*Directive A*:
Can you reproduce, word for word, the stretch of the tree coin problem from "You are also" through "place 0 coins."?
*Directive B*:
Can you carry the tree coin problem statement forward, starting right after its last line?

===== Source excerpt

You are given an undirected tree with n nodes labeled from 0 to n - 1, and rooted at node 0. You are given a 2D integer array edges of length n - 1, where edges[i] = [ai, bi] indicates that there is an edge between nodes ai and bi in the tree.

You are also given a 0-indexed integer array cost of length n, where cost[i] is the cost assigned to the ith node.

You need to place some coins on every node of the tree. The number of coins to be placed at node i can be calculated as:

  • If size of the subtree of node i is less than 3, place 1 coin.
  • Otherwise, place an amount of coins equal to the maximum product of cost values assigned to 3 distinct nodes in the subtree of node i. If this product is negative, place 0 coins.

Return an array coin of size n such that coin[i] is the number of coins placed at node i.

 

Example 1:

Input: edges = [[0,1],[0,2],[0,3],[0,4],[0,5]], cost = [1,2,3,4,5,6]
Output: [120,1,1,1,1,1]
Explanation: For node 0 place 6 * 5 * 4 = 120 coins. All other nodes are leaves with subtree of size 1, place 1 coin on each of them.

Example 2:

Input: edges = [[0,1],[0,2],[1,3],[1,4],[1,5],[2,6],[2,7],[2,8]], cost = [1,4,2,3,5,7,8,-4,2]
Output: [280,140,32,1,1,1,1,1,1]
Explanation: The coins placed on each node are:
- Place 8 * 7 * 5 = 280 coins on node 0.

==========
===== Data lines

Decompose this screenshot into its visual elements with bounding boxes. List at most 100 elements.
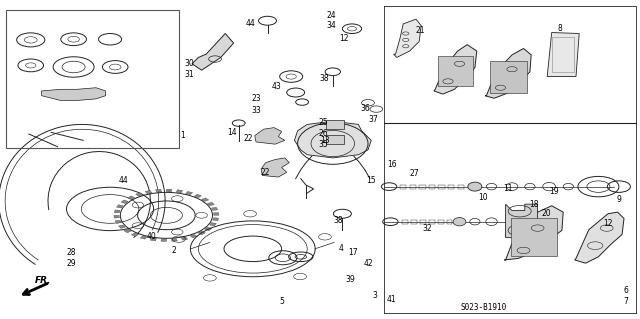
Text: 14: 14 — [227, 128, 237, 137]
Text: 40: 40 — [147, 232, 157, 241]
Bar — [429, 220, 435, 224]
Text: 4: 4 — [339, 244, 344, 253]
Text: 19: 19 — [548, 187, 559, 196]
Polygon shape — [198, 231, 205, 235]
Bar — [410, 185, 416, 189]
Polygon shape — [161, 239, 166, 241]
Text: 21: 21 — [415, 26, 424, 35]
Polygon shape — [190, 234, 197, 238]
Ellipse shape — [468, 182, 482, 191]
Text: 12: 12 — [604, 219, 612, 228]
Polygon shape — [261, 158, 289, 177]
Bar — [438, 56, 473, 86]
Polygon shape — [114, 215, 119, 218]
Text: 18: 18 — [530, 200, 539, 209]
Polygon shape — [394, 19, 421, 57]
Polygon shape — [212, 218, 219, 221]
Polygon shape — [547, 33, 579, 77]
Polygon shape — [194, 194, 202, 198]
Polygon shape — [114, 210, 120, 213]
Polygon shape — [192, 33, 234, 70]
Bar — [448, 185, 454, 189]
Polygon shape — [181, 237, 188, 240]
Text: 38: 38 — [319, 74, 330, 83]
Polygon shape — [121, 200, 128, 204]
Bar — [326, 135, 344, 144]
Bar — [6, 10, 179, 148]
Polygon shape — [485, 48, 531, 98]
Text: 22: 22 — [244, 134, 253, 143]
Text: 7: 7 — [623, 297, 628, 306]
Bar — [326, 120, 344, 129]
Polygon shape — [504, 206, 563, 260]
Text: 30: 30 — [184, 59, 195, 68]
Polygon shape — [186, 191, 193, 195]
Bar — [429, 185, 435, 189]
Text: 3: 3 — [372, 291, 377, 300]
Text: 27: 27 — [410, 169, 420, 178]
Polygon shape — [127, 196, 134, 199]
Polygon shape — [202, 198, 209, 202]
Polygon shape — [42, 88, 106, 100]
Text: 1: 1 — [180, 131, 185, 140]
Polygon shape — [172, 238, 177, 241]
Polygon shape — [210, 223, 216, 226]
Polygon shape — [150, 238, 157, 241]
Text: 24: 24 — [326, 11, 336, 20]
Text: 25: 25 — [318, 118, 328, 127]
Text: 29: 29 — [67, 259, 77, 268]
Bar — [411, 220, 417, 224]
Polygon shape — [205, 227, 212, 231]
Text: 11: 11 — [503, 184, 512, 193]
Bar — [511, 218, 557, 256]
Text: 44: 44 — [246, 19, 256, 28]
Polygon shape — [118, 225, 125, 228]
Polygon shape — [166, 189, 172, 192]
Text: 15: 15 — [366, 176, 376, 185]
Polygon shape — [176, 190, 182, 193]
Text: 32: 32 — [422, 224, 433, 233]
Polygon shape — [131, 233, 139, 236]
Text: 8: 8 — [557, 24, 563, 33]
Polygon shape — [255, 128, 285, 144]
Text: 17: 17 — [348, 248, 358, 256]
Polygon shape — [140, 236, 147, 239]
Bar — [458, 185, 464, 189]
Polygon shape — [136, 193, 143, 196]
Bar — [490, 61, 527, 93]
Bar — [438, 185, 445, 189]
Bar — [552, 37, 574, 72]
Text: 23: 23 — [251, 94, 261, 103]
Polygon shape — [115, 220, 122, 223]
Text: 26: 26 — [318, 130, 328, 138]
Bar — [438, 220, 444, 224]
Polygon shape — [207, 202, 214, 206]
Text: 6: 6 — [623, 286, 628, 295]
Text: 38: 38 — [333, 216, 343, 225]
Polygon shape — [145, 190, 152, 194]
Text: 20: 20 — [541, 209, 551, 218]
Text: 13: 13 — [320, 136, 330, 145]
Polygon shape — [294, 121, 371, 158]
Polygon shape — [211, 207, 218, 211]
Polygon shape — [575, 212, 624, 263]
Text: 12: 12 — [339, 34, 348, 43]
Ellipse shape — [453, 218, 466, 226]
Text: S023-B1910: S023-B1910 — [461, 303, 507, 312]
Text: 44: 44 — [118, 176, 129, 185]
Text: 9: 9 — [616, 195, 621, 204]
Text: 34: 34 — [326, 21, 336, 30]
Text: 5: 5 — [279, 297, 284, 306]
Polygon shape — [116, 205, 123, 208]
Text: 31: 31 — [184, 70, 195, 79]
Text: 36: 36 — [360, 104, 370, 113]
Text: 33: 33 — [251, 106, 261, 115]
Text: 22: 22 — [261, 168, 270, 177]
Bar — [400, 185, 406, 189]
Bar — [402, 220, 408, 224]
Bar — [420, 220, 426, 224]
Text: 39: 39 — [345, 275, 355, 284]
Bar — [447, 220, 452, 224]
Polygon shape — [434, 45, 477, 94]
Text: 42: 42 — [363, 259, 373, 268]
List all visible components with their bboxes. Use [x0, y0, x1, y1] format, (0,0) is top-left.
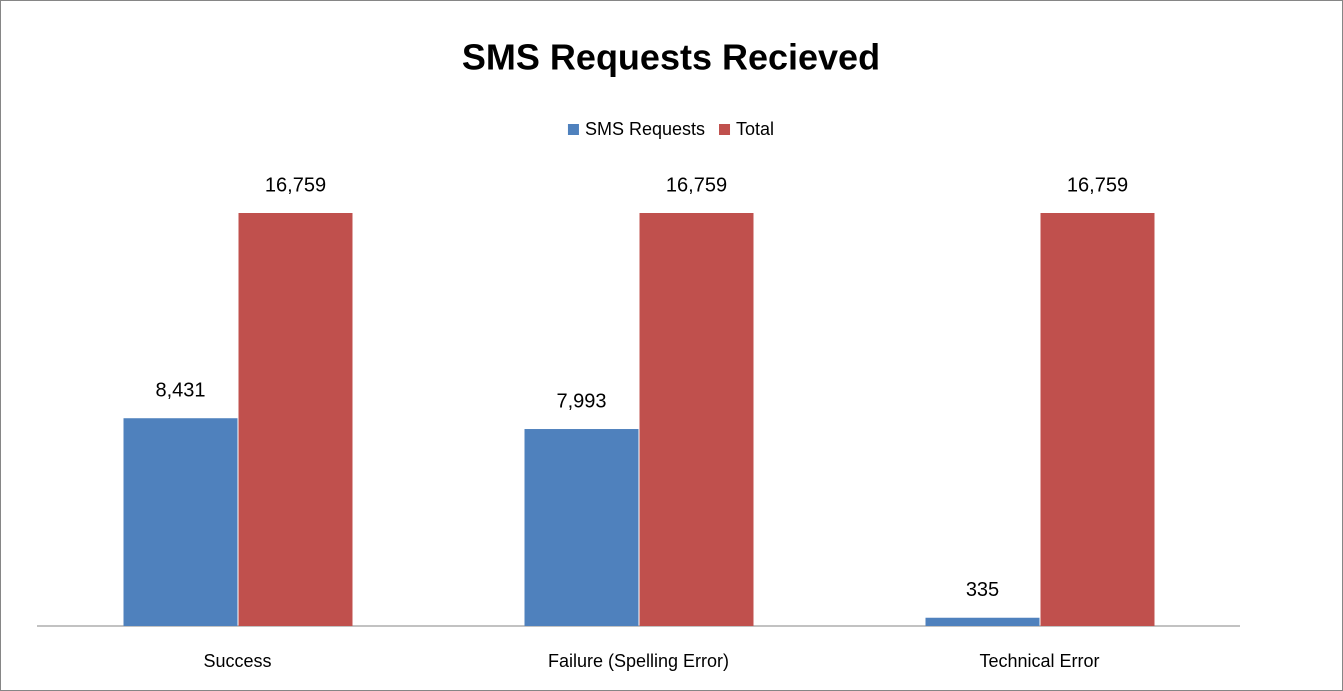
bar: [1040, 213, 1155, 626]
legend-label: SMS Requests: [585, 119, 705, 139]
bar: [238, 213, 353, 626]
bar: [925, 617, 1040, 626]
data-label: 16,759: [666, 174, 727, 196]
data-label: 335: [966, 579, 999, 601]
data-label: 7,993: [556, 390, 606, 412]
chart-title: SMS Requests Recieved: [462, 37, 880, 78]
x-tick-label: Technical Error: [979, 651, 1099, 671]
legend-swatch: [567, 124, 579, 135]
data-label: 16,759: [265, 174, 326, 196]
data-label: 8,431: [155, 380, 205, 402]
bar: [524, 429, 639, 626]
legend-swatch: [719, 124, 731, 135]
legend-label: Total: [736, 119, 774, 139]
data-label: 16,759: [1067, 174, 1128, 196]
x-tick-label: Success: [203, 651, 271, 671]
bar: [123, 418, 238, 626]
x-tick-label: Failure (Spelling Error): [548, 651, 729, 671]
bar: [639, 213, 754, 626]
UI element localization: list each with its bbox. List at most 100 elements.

==========

*Task output A*:
You are also given a 0-indexed integer array cost of length n, where cost[i] is the cost assigned to the ith node.

You need to place some coins on every node of the tree. The number of coins to be placed at node i can be calculated as:

  • If size of the subtree of node i is less than 3, place 1 coin.
  • Otherwise, place an amount of coins equal to the maximum product of cost values assigned to 3 distinct nodes in the subtree of node i. If this product is negative, place 0 coins.

*Task output B*:
- Place 7 * 5 * 4 = 140 coins on node 1.
- Place 8 * 2 * 2 = 32 coins on node 2.
- All other nodes are leaves with subtree of size 1, place 1 coin on each of them.

Example 3:

Input: edges = [[0,1],[0,2]], cost = [1,2,-2]
Output: [0,1,1]
Explanation: Node 1 and 2 are leaves with subtree of size 1, place 1 coin on each of them. For node 0 the only possible product of cost is 2 * 1 * -2 = -4. Hence place 0 coins on node 0.

 

Constraints:

  • 2 <= n <= 2 * 104
  • edges.length == n - 1
  • edges[i].length == 2
  • 0 <= ai, bi < n
  • cost.length == n
  • 1 <= |cost[i]| <= 104
  • The input is generated such that edges represents a valid tree.

Solution

class Solution {
    private ArrayList<ArrayList<Integer>> adj;
    private int val[];
    private long res[];
    private int dp[][];
    private int subtree[];
    private MultiSet ms1[];
    private MultiSet ms2[];
    public long[] placedCoins(int[][] edges, int[] cost) {
        int n = cost.length;
        adj = new ArrayList<>();
        for (int i = 0; i < cost.length + 2; i++)
            adj.add(new ArrayList<>());
        for (int edge[] : edges) {
            int u = edge[0], v = edge[1];
            adj.get(u).add(v);
            adj.get(v).add(u);
        }
        val = new int[n];
        res = new long[n];
        subtree = new int[n];
        dp = new int[n][3];
        ms1 = new MultiSet[n];
        ms2 = new MultiSet[n];
        for (int i = 0; i < n; i++) {
            ms1[i] = new MultiSet();
            ms2[i] = new MultiSet();
        }

        for (int i = 0; i < cost.length; i++)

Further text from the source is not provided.